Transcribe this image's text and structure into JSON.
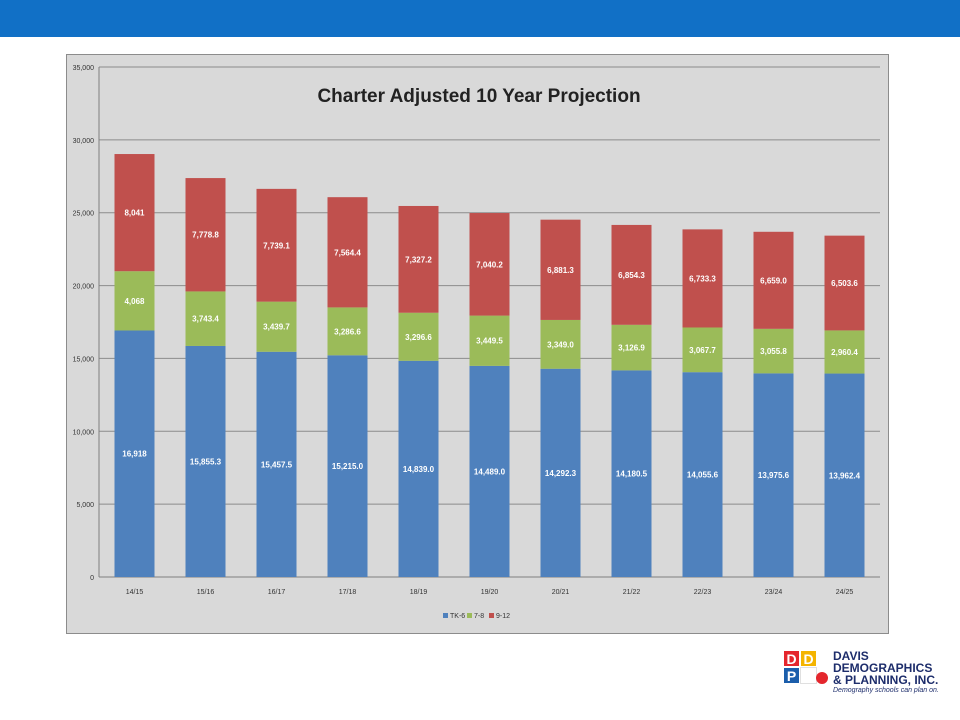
{
  "chart_data": {
    "type": "stacked-bar",
    "title": "Charter Adjusted 10 Year Projection",
    "categories": [
      "14/15",
      "15/16",
      "16/17",
      "17/18",
      "18/19",
      "19/20",
      "20/21",
      "21/22",
      "22/23",
      "23/24",
      "24/25"
    ],
    "series": [
      {
        "name": "TK-6",
        "color": "#4f81bd",
        "values": [
          16918,
          15855.3,
          15457.5,
          15215.0,
          14839.0,
          14489.0,
          14292.3,
          14180.5,
          14055.6,
          13975.6,
          13962.4
        ],
        "labels": [
          "16,918",
          "15,855.3",
          "15,457.5",
          "15,215.0",
          "14,839.0",
          "14,489.0",
          "14,292.3",
          "14,180.5",
          "14,055.6",
          "13,975.6",
          "13,962.4"
        ]
      },
      {
        "name": "7-8",
        "color": "#9bbb59",
        "values": [
          4068,
          3743.4,
          3439.7,
          3286.6,
          3296.6,
          3449.5,
          3349.0,
          3126.9,
          3067.7,
          3055.8,
          2960.4
        ],
        "labels": [
          "4,068",
          "3,743.4",
          "3,439.7",
          "3,286.6",
          "3,296.6",
          "3,449.5",
          "3,349.0",
          "3,126.9",
          "3,067.7",
          "3,055.8",
          "2,960.4"
        ]
      },
      {
        "name": "9-12",
        "color": "#c0504d",
        "values": [
          8041,
          7778.8,
          7739.1,
          7564.4,
          7327.2,
          7040.2,
          6881.3,
          6854.3,
          6733.3,
          6659.0,
          6503.6
        ],
        "labels": [
          "8,041",
          "7,778.8",
          "7,739.1",
          "7,564.4",
          "7,327.2",
          "7,040.2",
          "6,881.3",
          "6,854.3",
          "6,733.3",
          "6,659.0",
          "6,503.6"
        ]
      }
    ],
    "ylim": [
      0,
      35000
    ],
    "yticks": [
      0,
      5000,
      10000,
      15000,
      20000,
      25000,
      30000,
      35000
    ],
    "ytick_labels": [
      "0",
      "5,000",
      "10,000",
      "15,000",
      "20,000",
      "25,000",
      "30,000",
      "35,000"
    ],
    "grid": true,
    "legend_position": "bottom"
  },
  "logo": {
    "tiles": [
      "D",
      "D",
      "P"
    ],
    "line1": "DAVIS",
    "line2": "DEMOGRAPHICS",
    "line3": "& PLANNING, INC.",
    "tagline": "Demography schools can plan on."
  },
  "colors": {
    "top_bar": "#1170c6",
    "plot_background": "#d9d9d9"
  }
}
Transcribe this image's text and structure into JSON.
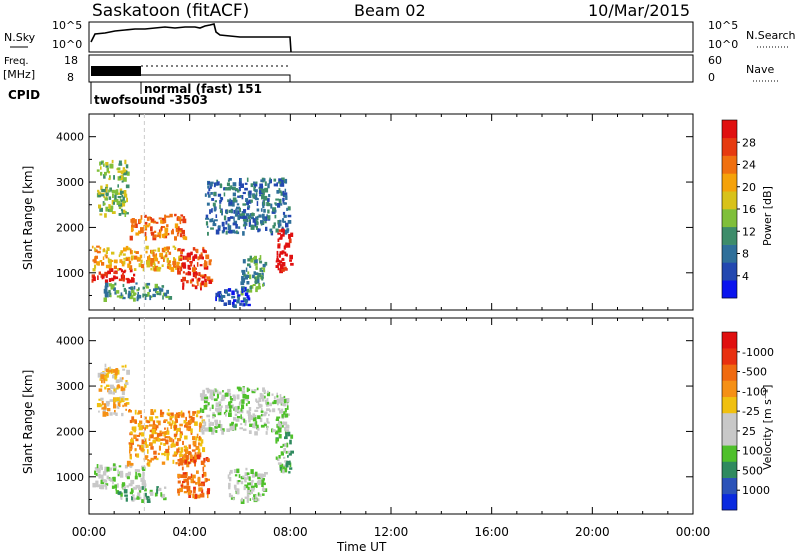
{
  "header": {
    "site": "Saskatoon (fitACF)",
    "beam": "Beam 02",
    "date": "10/Mar/2015"
  },
  "status_panels": {
    "nsky_label": "N.Sky",
    "nsky_ticks": [
      "10^5",
      "10^0"
    ],
    "nsearch_label": "N.Search",
    "freq_label": "Freq.",
    "freq_unit": "[MHz]",
    "freq_ticks": [
      "18",
      "8"
    ],
    "nave_label": "Nave",
    "nave_ticks": [
      "60",
      "0"
    ],
    "cpid_label": "CPID",
    "cpid_entries": [
      "twofsound -3503",
      "normal (fast) 151"
    ]
  },
  "chart_data": [
    {
      "type": "heatmap",
      "parameter": "Power",
      "ylabel": "Slant Range [km]",
      "ylim": [
        180,
        4500
      ],
      "yticks": [
        1000,
        2000,
        3000,
        4000
      ],
      "xlim_hours": [
        0,
        24
      ],
      "colorbar_label": "Power [dB]",
      "colorbar_ticks": [
        "4",
        "8",
        "12",
        "16",
        "20",
        "24",
        "28"
      ],
      "colorbar_colors": [
        "#0a14ee",
        "#2348b0",
        "#2f6f9a",
        "#3d8c6a",
        "#7fbf3a",
        "#d8c21a",
        "#f5a20a",
        "#f07010",
        "#e63a10",
        "#e01010"
      ],
      "data_extent_hours": [
        0,
        8
      ],
      "regions": [
        {
          "t0": 0.1,
          "t1": 1.8,
          "r0": 850,
          "r1": 1150,
          "level": 9
        },
        {
          "t0": 0.1,
          "t1": 3.6,
          "r0": 1100,
          "r1": 1600,
          "level": 6
        },
        {
          "t0": 1.6,
          "t1": 3.8,
          "r0": 1800,
          "r1": 2300,
          "level": 7
        },
        {
          "t0": 3.5,
          "t1": 4.8,
          "r0": 700,
          "r1": 1600,
          "level": 8
        },
        {
          "t0": 0.3,
          "t1": 1.5,
          "r0": 2300,
          "r1": 3500,
          "level": 4
        },
        {
          "t0": 4.6,
          "t1": 7.9,
          "r0": 1900,
          "r1": 3100,
          "level": 2
        },
        {
          "t0": 6.0,
          "t1": 7.0,
          "r0": 600,
          "r1": 1400,
          "level": 3
        },
        {
          "t0": 7.4,
          "t1": 8.0,
          "r0": 1100,
          "r1": 2000,
          "level": 9
        },
        {
          "t0": 5.0,
          "t1": 6.5,
          "r0": 300,
          "r1": 700,
          "level": 1
        },
        {
          "t0": 0.5,
          "t1": 3.2,
          "r0": 450,
          "r1": 800,
          "level": 3
        }
      ]
    },
    {
      "type": "heatmap",
      "parameter": "Velocity",
      "ylabel": "Slant Range [km]",
      "ylim": [
        180,
        4500
      ],
      "yticks": [
        1000,
        2000,
        3000,
        4000
      ],
      "xlim_hours": [
        0,
        24
      ],
      "xticks": [
        "00:00",
        "04:00",
        "08:00",
        "12:00",
        "16:00",
        "20:00",
        "00:00"
      ],
      "xlabel": "Time UT",
      "colorbar_label": "Velocity [m s⁻¹]",
      "colorbar_ticks": [
        "1000",
        "500",
        "100",
        "25",
        "-25",
        "-100",
        "-500",
        "-1000"
      ],
      "colorbar_colors": [
        "#0a2adf",
        "#2b52b8",
        "#2f8a5f",
        "#4fc02b",
        "#c8c8c8",
        "#c8c8c8",
        "#f0c010",
        "#f59015",
        "#f06a10",
        "#e83010",
        "#e01010"
      ],
      "data_extent_hours": [
        0,
        8
      ],
      "regions": [
        {
          "t0": 0.1,
          "t1": 2.2,
          "r0": 800,
          "r1": 1300,
          "level": 4
        },
        {
          "t0": 1.5,
          "t1": 4.5,
          "r0": 1300,
          "r1": 2500,
          "level": 7
        },
        {
          "t0": 3.5,
          "t1": 4.7,
          "r0": 600,
          "r1": 1500,
          "level": 8
        },
        {
          "t0": 4.4,
          "t1": 7.9,
          "r0": 2000,
          "r1": 3000,
          "level": 4
        },
        {
          "t0": 0.3,
          "t1": 1.5,
          "r0": 2400,
          "r1": 3500,
          "level": 6
        },
        {
          "t0": 7.4,
          "t1": 8.0,
          "r0": 1100,
          "r1": 2000,
          "level": 3
        },
        {
          "t0": 5.5,
          "t1": 7.0,
          "r0": 500,
          "r1": 1200,
          "level": 4
        },
        {
          "t0": 1.0,
          "t1": 3.0,
          "r0": 500,
          "r1": 800,
          "level": 3
        }
      ]
    }
  ]
}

****************************************

[TASK REQUIREMENTS]
Show every line of the listing in which the string "Velocity" can be found.

[FULL OUTPUT]
      "parameter": "Velocity",
      "colorbar_label": "Velocity [m s⁻¹]",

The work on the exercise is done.